Problem details ▸
Copy out all the entries exactly.

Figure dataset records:
"""

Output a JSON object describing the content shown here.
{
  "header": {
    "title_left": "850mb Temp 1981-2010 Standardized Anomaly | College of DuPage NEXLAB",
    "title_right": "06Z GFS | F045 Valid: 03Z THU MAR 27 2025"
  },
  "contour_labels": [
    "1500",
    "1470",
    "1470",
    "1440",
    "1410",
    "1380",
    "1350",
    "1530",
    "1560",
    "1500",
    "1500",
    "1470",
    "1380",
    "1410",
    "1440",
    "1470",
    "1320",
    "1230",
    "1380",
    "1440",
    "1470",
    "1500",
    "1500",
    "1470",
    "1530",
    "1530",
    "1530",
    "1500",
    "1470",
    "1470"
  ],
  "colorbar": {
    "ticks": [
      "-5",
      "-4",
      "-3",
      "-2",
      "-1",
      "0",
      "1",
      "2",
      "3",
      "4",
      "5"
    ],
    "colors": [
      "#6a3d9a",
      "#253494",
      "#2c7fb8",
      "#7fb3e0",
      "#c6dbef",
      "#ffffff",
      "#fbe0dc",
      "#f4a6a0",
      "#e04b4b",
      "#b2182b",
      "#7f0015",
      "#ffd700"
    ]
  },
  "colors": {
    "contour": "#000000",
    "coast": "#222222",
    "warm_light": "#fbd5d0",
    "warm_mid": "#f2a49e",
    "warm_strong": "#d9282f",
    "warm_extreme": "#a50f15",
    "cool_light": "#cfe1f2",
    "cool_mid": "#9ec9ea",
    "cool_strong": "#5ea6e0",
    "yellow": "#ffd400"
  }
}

"""

Result below ▸
Output a JSON object describing the content shown here.
{
  "header": {
    "title_left": "850mb Temp 1981-2010 Standardized Anomaly | College of DuPage NEXLAB",
    "title_right": "06Z GFS | F045 Valid: 03Z THU MAR 27 2025"
  },
  "contour_labels": [
    "1500",
    "1470",
    "1470",
    "1440",
    "1410",
    "1380",
    "1350",
    "1530",
    "1560",
    "1500",
    "1500",
    "1470",
    "1380",
    "1410",
    "1440",
    "1470",
    "1320",
    "1230",
    "1380",
    "1440",
    "1470",
    "1500",
    "1500",
    "1470",
    "1530",
    "1530",
    "1530",
    "1500",
    "1470",
    "1470"
  ],
  "colorbar": {
    "ticks": [
      "-5",
      "-4",
      "-3",
      "-2",
      "-1",
      "0",
      "1",
      "2",
      "3",
      "4",
      "5"
    ],
    "colors": [
      "#6a3d9a",
      "#253494",
      "#2c7fb8",
      "#7fb3e0",
      "#c6dbef",
      "#ffffff",
      "#fbe0dc",
      "#f4a6a0",
      "#e04b4b",
      "#b2182b",
      "#7f0015",
      "#ffd700"
    ]
  },
  "colors": {
    "contour": "#000000",
    "coast": "#222222",
    "warm_light": "#fbd5d0",
    "warm_mid": "#f2a49e",
    "warm_strong": "#d9282f",
    "warm_extreme": "#a50f15",
    "cool_light": "#cfe1f2",
    "cool_mid": "#9ec9ea",
    "cool_strong": "#5ea6e0",
    "yellow": "#ffd400"
  }
}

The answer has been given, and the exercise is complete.